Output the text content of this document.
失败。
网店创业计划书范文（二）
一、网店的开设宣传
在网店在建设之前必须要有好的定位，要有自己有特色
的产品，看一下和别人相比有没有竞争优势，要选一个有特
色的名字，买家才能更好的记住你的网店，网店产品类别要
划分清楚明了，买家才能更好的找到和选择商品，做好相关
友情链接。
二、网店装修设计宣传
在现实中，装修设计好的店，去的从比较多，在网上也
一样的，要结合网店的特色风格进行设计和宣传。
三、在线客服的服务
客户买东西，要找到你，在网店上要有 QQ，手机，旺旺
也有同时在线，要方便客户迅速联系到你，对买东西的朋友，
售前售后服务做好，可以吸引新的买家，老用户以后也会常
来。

- [DIRECTIONS]: Print all of the entries exactly as they are written.

- [SOLUTION TO THIS PROBLEM]:
Output the text content of this document.
失败。
网店创业计划书范文（二）
一、网店的开设宣传
在网店在建设之前必须要有好的定位，要有自己有特色
的产品，看一下和别人相比有没有竞争优势，要选一个有特
色的名字，买家才能更好的记住你的网店，网店产品类别要
划分清楚明了，买家才能更好的找到和选择商品，做好相关
友情链接。
二、网店装修设计宣传
在现实中，装修设计好的店，去的从比较多，在网上也
一样的，要结合网店的特色风格进行设计和宣传。
三、在线客服的服务
客户买东西，要找到你，在网店上要有 QQ，手机，旺旺
也有同时在线，要方便客户迅速联系到你，对买东西的朋友，
售前售后服务做好，可以吸引新的买家，老用户以后也会常
来。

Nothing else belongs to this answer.